* STATED GOAL
Reproduce every one of the lines below word for word, leaving out any pictures.

Stored items from a collection
· · ·

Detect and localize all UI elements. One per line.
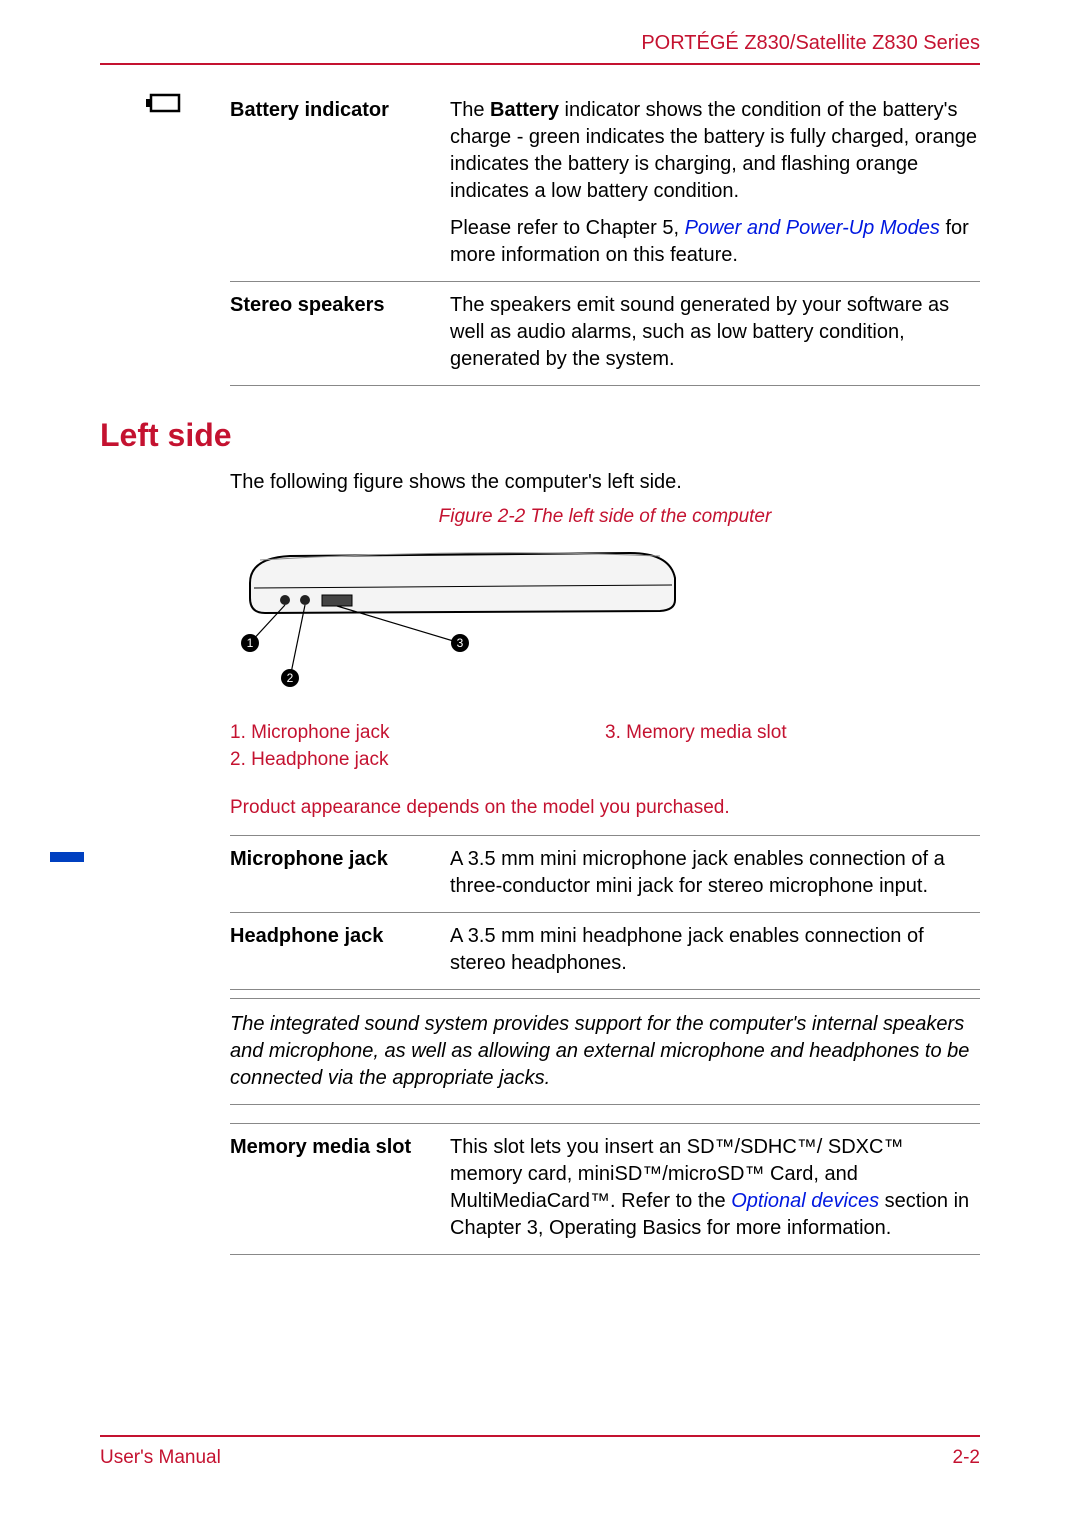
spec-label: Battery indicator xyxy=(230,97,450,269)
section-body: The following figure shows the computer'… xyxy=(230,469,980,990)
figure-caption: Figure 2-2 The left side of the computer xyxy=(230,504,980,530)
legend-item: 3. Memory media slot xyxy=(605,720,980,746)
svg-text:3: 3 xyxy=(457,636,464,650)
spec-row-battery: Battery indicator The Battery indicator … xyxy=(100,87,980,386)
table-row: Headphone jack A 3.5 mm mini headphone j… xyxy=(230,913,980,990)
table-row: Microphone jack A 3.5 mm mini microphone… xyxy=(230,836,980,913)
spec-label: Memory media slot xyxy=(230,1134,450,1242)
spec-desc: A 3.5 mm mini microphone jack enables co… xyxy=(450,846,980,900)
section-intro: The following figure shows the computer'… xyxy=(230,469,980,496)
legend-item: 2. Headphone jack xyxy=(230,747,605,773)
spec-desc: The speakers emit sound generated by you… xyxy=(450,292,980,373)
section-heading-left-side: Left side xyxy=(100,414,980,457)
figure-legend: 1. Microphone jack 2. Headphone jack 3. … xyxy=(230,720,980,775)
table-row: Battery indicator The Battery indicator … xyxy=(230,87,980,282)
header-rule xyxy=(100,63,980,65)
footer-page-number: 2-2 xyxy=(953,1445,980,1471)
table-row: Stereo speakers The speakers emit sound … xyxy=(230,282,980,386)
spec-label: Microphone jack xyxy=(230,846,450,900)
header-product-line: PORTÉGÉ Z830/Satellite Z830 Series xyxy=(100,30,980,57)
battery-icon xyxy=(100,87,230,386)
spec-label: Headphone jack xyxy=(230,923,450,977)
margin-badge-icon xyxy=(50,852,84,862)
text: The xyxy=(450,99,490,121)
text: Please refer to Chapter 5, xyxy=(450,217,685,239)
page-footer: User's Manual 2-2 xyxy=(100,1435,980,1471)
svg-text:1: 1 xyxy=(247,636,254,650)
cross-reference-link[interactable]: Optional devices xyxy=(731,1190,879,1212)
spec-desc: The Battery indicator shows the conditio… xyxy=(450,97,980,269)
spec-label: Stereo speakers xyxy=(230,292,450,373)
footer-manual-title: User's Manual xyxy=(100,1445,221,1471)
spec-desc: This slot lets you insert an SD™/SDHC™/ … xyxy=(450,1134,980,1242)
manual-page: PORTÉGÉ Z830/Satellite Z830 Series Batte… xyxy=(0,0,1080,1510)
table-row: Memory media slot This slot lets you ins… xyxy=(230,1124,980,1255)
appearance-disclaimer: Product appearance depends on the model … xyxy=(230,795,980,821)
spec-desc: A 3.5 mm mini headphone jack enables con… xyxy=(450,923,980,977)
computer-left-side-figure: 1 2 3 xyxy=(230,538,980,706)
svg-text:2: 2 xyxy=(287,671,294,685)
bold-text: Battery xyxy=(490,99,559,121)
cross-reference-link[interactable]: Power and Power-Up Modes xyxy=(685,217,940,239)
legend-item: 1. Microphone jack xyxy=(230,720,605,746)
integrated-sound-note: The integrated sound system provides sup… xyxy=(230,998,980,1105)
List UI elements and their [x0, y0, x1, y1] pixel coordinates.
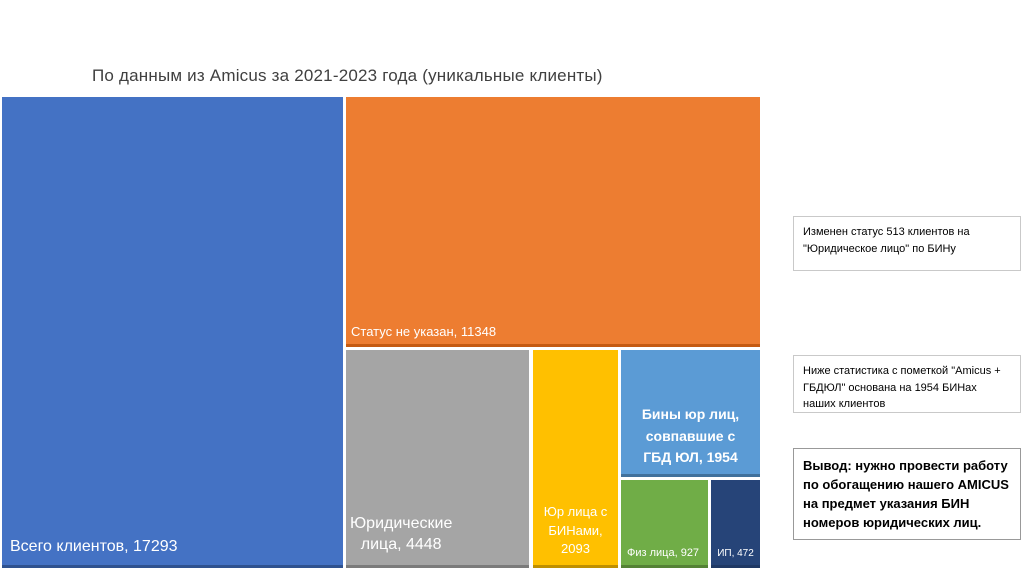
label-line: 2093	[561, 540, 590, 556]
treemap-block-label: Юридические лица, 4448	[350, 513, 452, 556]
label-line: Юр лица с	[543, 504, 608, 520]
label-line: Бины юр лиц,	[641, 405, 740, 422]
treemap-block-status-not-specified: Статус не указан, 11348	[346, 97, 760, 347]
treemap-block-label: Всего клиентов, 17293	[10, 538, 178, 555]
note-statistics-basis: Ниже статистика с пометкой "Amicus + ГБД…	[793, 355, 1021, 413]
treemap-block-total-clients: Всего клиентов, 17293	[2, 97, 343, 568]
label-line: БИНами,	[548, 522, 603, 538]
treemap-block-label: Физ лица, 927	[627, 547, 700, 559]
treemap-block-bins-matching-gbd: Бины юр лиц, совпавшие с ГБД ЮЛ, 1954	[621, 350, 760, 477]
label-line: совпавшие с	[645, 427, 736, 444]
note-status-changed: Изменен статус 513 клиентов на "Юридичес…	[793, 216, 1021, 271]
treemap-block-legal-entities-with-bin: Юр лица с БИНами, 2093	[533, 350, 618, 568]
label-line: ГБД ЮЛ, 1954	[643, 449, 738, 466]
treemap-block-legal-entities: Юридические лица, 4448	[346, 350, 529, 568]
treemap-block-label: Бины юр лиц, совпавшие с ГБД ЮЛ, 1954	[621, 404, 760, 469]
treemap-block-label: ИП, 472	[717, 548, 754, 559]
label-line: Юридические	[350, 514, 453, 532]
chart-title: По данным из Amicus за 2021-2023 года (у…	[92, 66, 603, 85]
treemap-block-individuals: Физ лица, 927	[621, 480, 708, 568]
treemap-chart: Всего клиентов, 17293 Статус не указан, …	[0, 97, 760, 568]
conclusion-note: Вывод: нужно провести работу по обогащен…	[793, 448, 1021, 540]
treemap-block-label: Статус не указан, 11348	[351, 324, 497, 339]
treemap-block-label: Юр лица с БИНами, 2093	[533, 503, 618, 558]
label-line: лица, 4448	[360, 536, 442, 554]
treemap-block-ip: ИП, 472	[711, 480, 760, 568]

· · ·

* CORRECT RESPONSE
Detect and localize all UI elements. One per line.
spec-label: Battery indicator xyxy=(230,97,450,269)
section-body: The following figure shows the computer'… xyxy=(230,469,980,990)
figure-caption: Figure 2-2 The left side of the computer xyxy=(230,504,980,530)
legend-item: 3. Memory media slot xyxy=(605,720,980,746)
svg-text:3: 3 xyxy=(457,636,464,650)
spec-row-battery: Battery indicator The Battery indicator … xyxy=(100,87,980,386)
table-row: Headphone jack A 3.5 mm mini headphone j… xyxy=(230,913,980,990)
table-row: Microphone jack A 3.5 mm mini microphone… xyxy=(230,836,980,913)
spec-label: Memory media slot xyxy=(230,1134,450,1242)
spec-desc: A 3.5 mm mini microphone jack enables co… xyxy=(450,846,980,900)
section-intro: The following figure shows the computer'… xyxy=(230,469,980,496)
legend-item: 2. Headphone jack xyxy=(230,747,605,773)
spec-desc: The speakers emit sound generated by you… xyxy=(450,292,980,373)
section-heading-left-side: Left side xyxy=(100,414,980,457)
figure-legend: 1. Microphone jack 2. Headphone jack 3. … xyxy=(230,720,980,775)
table-row: Battery indicator The Battery indicator … xyxy=(230,87,980,282)
header-rule xyxy=(100,63,980,65)
footer-page-number: 2-2 xyxy=(953,1445,980,1471)
table-row: Stereo speakers The speakers emit sound … xyxy=(230,282,980,386)
spec-label: Microphone jack xyxy=(230,846,450,900)
header-product-line: PORTÉGÉ Z830/Satellite Z830 Series xyxy=(100,30,980,57)
battery-icon xyxy=(100,87,230,386)
spec-label: Headphone jack xyxy=(230,923,450,977)
margin-badge-icon xyxy=(50,852,84,862)
text: The xyxy=(450,99,490,121)
text: Please refer to Chapter 5, xyxy=(450,217,685,239)
page-footer: User's Manual 2-2 xyxy=(100,1435,980,1471)
svg-text:1: 1 xyxy=(247,636,254,650)
cross-reference-link[interactable]: Optional devices xyxy=(731,1190,879,1212)
spec-desc: The Battery indicator shows the conditio… xyxy=(450,97,980,269)
spec-label: Stereo speakers xyxy=(230,292,450,373)
footer-manual-title: User's Manual xyxy=(100,1445,221,1471)
spec-desc: This slot lets you insert an SD™/SDHC™/ … xyxy=(450,1134,980,1242)
manual-page: PORTÉGÉ Z830/Satellite Z830 Series Batte… xyxy=(0,0,1080,1510)
table-row: Memory media slot This slot lets you ins… xyxy=(230,1124,980,1255)
appearance-disclaimer: Product appearance depends on the model … xyxy=(230,795,980,821)
spec-desc: A 3.5 mm mini headphone jack enables con… xyxy=(450,923,980,977)
computer-left-side-figure: 1 2 3 xyxy=(230,538,980,706)
svg-text:2: 2 xyxy=(287,671,294,685)
bold-text: Battery xyxy=(490,99,559,121)
cross-reference-link[interactable]: Power and Power-Up Modes xyxy=(685,217,940,239)
legend-item: 1. Microphone jack xyxy=(230,720,605,746)
integrated-sound-note: The integrated sound system provides sup… xyxy=(230,998,980,1105)
List UI elements and their [x0, y0, x1, y1] pixel coordinates.
label-line: 2093	[561, 540, 590, 556]
treemap-block-label: Юридические лица, 4448	[350, 513, 452, 556]
label-line: Юр лица с	[543, 504, 608, 520]
label-line: Бины юр лиц,	[641, 405, 740, 422]
treemap-block-status-not-specified: Статус не указан, 11348	[346, 97, 760, 347]
treemap-block-label: Всего клиентов, 17293	[10, 538, 178, 555]
note-statistics-basis: Ниже статистика с пометкой "Amicus + ГБД…	[793, 355, 1021, 413]
treemap-block-total-clients: Всего клиентов, 17293	[2, 97, 343, 568]
label-line: БИНами,	[548, 522, 603, 538]
treemap-block-label: Физ лица, 927	[627, 547, 700, 559]
treemap-block-bins-matching-gbd: Бины юр лиц, совпавшие с ГБД ЮЛ, 1954	[621, 350, 760, 477]
label-line: совпавшие с	[645, 427, 736, 444]
note-status-changed: Изменен статус 513 клиентов на "Юридичес…	[793, 216, 1021, 271]
treemap-block-legal-entities-with-bin: Юр лица с БИНами, 2093	[533, 350, 618, 568]
label-line: ГБД ЮЛ, 1954	[643, 449, 738, 466]
treemap-block-legal-entities: Юридические лица, 4448	[346, 350, 529, 568]
treemap-block-label: Бины юр лиц, совпавшие с ГБД ЮЛ, 1954	[621, 404, 760, 469]
treemap-block-label: ИП, 472	[717, 548, 754, 559]
label-line: Юридические	[350, 514, 453, 532]
chart-title: По данным из Amicus за 2021-2023 года (у…	[92, 66, 603, 85]
treemap-block-individuals: Физ лица, 927	[621, 480, 708, 568]
treemap-chart: Всего клиентов, 17293 Статус не указан, …	[0, 97, 760, 568]
conclusion-note: Вывод: нужно провести работу по обогащен…	[793, 448, 1021, 540]
treemap-block-label: Статус не указан, 11348	[351, 324, 497, 339]
treemap-block-label: Юр лица с БИНами, 2093	[533, 503, 618, 558]
label-line: лица, 4448	[360, 536, 442, 554]
treemap-block-ip: ИП, 472	[711, 480, 760, 568]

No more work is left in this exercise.